STORED DATA:
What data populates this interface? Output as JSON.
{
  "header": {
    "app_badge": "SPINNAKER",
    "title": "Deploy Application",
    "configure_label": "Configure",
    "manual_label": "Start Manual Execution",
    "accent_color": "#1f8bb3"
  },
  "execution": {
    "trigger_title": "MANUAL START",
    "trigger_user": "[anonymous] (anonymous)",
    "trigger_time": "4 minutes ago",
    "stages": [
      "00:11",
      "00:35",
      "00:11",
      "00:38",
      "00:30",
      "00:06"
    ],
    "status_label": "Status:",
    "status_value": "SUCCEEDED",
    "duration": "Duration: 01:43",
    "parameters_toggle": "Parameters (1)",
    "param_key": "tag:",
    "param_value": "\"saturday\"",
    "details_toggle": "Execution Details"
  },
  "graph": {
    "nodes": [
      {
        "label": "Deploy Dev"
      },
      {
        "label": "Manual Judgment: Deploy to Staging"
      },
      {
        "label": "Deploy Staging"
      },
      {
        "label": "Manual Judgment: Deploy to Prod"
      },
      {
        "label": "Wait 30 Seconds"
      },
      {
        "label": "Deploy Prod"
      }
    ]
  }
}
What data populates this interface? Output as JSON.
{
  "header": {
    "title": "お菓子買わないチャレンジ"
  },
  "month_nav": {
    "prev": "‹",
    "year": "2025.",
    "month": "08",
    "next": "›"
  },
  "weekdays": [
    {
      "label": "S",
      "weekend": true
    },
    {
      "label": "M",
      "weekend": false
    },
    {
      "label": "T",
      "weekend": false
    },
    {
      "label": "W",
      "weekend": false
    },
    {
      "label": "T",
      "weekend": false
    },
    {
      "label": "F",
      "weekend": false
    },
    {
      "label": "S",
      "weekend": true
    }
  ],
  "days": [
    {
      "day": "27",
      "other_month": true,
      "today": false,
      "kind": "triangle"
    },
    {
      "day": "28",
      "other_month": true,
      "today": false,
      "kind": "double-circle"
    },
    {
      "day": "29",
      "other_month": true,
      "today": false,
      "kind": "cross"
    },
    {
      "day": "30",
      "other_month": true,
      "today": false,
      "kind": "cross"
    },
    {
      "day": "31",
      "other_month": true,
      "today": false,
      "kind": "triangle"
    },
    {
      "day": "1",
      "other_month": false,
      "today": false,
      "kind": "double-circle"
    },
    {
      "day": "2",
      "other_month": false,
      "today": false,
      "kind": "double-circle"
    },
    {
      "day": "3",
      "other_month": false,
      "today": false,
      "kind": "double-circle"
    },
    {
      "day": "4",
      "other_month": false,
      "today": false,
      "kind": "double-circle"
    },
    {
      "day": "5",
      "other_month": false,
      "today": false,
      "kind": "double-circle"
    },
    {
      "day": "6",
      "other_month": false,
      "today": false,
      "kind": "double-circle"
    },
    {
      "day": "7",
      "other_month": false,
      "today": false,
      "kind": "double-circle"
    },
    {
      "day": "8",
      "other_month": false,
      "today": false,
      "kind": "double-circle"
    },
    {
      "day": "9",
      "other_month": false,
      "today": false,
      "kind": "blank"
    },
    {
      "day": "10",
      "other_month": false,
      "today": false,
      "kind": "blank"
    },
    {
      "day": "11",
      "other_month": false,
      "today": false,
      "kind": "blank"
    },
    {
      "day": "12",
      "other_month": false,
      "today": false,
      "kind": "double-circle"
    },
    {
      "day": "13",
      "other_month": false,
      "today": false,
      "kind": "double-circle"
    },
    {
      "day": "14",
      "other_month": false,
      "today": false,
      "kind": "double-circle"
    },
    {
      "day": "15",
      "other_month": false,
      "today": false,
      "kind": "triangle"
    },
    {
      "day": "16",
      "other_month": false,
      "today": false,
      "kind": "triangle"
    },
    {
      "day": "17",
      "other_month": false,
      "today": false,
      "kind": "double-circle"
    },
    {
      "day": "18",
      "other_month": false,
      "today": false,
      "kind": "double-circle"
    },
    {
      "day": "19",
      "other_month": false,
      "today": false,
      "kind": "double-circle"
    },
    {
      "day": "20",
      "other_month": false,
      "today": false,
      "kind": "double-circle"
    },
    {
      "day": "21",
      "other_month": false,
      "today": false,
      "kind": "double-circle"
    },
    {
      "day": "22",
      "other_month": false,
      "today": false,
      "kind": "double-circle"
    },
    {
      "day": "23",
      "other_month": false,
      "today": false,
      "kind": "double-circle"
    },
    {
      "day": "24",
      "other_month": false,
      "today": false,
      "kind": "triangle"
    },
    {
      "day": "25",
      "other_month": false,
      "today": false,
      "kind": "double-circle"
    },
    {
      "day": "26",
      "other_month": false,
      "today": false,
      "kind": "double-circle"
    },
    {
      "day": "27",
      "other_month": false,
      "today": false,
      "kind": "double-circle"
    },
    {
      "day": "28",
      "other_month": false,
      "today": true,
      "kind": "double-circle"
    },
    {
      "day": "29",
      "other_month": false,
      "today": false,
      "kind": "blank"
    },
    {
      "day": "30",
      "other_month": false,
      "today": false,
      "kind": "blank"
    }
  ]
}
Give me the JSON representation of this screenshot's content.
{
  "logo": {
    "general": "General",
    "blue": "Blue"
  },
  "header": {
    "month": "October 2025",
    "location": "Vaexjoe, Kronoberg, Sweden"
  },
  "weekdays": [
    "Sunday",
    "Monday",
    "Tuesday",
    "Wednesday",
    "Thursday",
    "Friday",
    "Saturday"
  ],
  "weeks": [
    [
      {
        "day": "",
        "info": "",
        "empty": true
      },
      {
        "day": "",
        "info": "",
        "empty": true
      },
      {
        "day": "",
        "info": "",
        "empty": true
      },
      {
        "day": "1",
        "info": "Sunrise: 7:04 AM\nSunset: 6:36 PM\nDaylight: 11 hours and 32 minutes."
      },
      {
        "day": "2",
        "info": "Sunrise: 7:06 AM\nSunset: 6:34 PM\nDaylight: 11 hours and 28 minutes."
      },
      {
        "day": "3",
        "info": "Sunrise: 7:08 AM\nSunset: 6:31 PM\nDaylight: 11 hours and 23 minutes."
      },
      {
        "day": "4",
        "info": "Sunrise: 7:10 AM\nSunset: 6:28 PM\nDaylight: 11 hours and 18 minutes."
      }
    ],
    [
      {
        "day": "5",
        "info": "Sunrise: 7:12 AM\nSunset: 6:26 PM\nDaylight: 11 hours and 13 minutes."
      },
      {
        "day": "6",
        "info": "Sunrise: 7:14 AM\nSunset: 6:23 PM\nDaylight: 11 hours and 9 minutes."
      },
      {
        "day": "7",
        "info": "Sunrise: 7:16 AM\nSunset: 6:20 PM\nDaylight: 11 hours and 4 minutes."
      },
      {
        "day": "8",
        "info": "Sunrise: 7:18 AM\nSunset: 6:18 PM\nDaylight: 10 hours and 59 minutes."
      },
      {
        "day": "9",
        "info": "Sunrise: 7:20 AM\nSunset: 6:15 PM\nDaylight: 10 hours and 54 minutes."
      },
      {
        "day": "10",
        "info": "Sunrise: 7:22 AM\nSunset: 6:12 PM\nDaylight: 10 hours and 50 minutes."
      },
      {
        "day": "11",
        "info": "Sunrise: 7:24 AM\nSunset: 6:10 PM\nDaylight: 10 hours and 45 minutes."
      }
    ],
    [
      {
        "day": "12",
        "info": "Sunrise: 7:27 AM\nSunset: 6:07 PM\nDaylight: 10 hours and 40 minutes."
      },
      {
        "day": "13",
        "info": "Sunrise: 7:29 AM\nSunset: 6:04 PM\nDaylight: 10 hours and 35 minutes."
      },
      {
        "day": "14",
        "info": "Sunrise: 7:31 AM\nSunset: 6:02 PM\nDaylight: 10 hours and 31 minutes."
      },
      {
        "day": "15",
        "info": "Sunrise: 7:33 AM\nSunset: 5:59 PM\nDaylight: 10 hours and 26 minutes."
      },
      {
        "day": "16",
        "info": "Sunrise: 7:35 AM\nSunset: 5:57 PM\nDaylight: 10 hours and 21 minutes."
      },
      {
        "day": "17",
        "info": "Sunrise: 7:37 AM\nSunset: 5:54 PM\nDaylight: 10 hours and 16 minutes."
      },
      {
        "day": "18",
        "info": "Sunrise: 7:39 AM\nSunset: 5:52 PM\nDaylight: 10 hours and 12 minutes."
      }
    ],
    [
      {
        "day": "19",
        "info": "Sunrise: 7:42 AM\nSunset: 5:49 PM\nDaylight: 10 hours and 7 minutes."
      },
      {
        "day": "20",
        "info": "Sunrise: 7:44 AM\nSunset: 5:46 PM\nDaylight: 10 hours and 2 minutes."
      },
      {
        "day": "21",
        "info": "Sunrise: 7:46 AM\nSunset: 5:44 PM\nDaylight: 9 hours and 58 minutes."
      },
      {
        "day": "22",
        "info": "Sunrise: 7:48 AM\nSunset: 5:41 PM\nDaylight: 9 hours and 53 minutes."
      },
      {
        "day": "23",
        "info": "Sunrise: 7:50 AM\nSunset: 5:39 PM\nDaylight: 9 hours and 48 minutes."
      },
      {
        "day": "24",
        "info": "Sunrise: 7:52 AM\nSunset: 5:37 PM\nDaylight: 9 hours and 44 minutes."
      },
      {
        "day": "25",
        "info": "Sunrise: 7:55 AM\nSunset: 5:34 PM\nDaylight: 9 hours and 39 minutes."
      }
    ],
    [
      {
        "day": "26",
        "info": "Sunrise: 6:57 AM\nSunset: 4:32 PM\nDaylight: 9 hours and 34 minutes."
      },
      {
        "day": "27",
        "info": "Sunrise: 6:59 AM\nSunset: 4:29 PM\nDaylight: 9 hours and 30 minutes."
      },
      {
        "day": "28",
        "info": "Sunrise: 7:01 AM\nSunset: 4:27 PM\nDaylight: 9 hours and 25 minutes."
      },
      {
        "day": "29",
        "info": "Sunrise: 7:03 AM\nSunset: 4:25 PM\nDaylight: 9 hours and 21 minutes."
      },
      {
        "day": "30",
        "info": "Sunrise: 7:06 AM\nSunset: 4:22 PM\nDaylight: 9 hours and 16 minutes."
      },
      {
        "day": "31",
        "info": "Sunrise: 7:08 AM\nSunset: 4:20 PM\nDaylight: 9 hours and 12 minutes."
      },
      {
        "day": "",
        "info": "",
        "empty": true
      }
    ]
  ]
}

EXERCISE OBJECTIVE: Filter the records above for lines containing the word "Prod", and copy those lines.

SOLUTION FOR THIS TASK:
        "label": "Manual Judgment: Deploy to Prod"
        "label": "Deploy Prod"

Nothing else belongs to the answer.